● **What you need to do**
Give only the number of lines in the records below that contain the word "When".

● **Given entries**
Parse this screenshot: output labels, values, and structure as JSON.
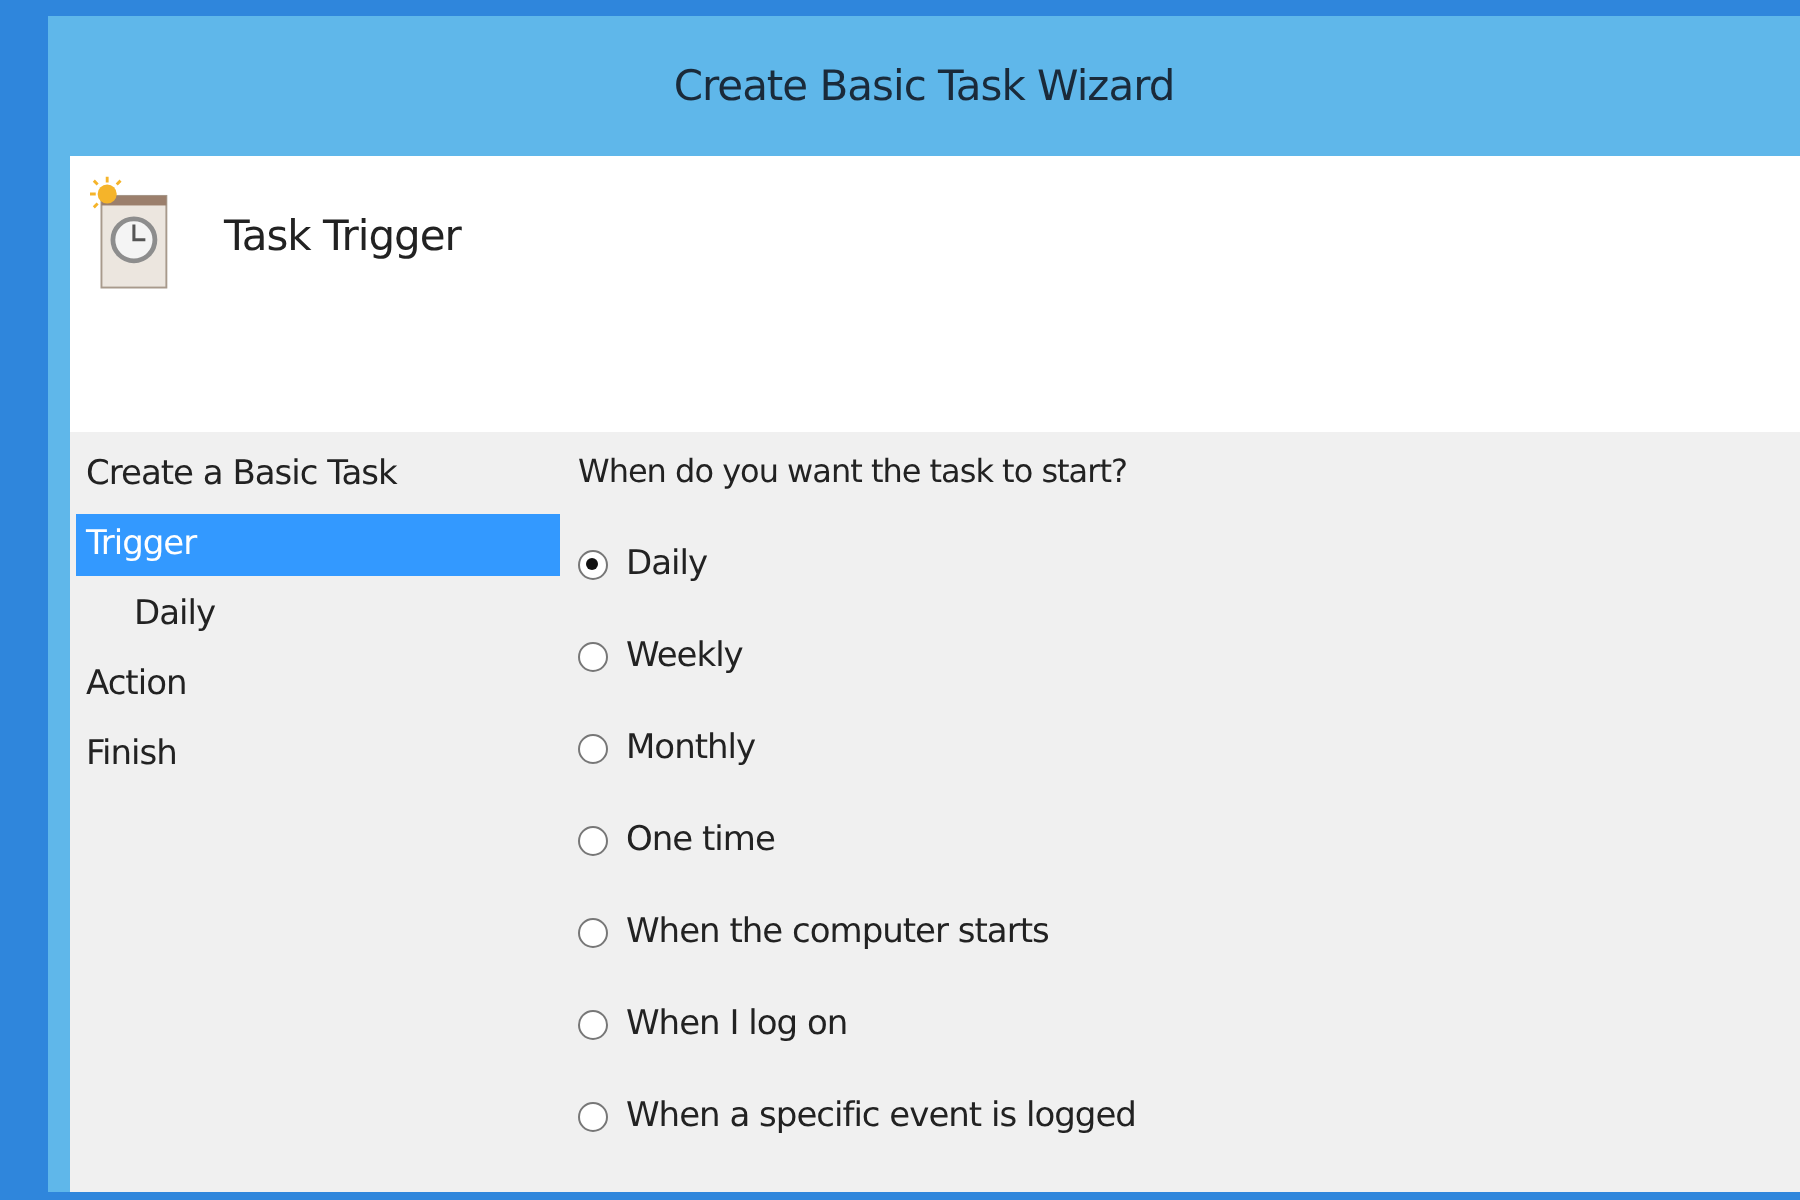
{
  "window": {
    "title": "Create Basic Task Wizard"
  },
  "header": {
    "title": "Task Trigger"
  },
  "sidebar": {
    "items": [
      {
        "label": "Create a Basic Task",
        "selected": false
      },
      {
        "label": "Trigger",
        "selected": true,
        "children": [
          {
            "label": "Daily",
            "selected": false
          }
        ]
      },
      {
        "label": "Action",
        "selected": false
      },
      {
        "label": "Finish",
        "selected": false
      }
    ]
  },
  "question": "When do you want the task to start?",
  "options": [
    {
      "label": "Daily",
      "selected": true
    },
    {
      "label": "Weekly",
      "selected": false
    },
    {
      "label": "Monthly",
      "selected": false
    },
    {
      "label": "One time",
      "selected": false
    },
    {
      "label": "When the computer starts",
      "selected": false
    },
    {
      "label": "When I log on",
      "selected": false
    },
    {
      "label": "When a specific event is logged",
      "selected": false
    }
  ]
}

● **Reply to the task**
4